## Start
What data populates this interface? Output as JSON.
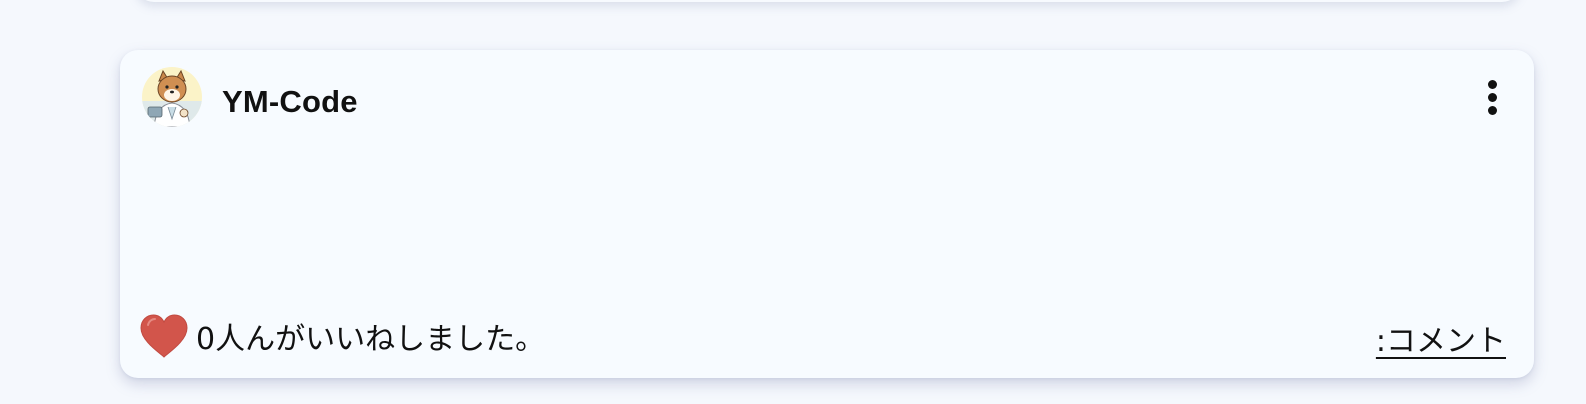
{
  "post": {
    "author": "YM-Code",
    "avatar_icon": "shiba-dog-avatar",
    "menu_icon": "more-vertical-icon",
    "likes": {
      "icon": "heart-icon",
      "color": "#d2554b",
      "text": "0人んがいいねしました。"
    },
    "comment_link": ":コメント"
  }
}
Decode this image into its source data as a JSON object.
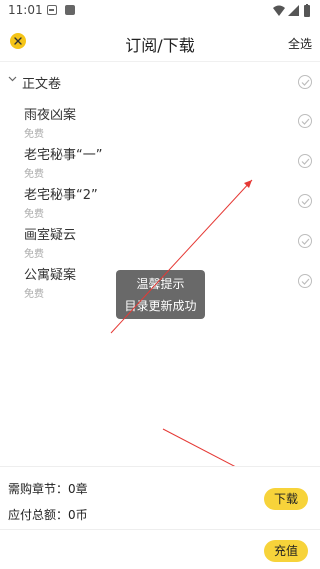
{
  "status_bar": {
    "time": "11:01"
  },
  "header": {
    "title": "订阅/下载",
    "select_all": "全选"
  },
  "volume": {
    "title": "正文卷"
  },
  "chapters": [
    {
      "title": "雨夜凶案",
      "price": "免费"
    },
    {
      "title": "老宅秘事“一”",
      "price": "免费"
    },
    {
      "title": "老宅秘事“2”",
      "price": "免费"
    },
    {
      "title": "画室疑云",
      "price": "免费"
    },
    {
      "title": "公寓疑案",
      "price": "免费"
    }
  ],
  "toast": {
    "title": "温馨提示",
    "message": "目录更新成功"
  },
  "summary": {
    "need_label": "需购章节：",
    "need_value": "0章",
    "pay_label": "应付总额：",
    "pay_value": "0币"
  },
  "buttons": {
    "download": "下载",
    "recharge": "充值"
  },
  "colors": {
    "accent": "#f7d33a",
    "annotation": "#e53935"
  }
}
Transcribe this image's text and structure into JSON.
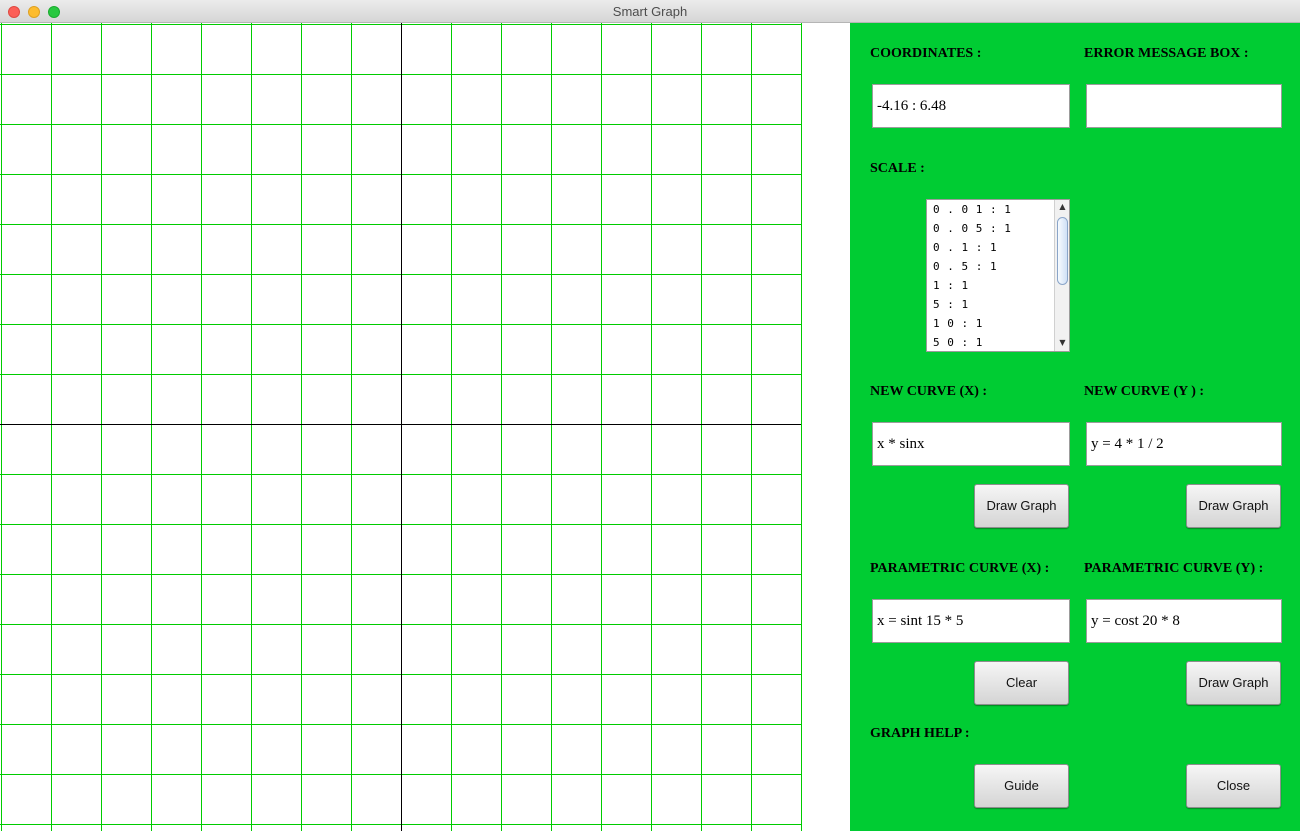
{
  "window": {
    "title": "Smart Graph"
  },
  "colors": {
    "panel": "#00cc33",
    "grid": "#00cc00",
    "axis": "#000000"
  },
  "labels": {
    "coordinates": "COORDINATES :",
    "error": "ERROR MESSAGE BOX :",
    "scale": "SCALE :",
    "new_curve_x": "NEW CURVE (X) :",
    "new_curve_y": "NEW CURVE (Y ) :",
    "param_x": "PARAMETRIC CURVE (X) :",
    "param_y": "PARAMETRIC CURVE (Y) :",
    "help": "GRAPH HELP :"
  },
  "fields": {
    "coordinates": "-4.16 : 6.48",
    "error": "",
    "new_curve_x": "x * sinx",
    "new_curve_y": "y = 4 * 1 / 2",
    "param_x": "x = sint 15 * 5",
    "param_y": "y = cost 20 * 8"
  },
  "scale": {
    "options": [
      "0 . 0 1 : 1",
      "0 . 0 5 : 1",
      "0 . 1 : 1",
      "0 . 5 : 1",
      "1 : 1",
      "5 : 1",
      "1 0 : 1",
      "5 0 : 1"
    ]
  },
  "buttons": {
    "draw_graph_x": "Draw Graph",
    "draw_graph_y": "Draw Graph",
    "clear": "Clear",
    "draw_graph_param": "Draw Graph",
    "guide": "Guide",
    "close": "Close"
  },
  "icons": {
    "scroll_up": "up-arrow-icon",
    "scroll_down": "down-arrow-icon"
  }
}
## End
In the listing above, find each line with the word "Draw" and copy it.

**Complete answer:**
    "draw_graph_x": "Draw Graph",
    "draw_graph_y": "Draw Graph",
    "draw_graph_param": "Draw Graph",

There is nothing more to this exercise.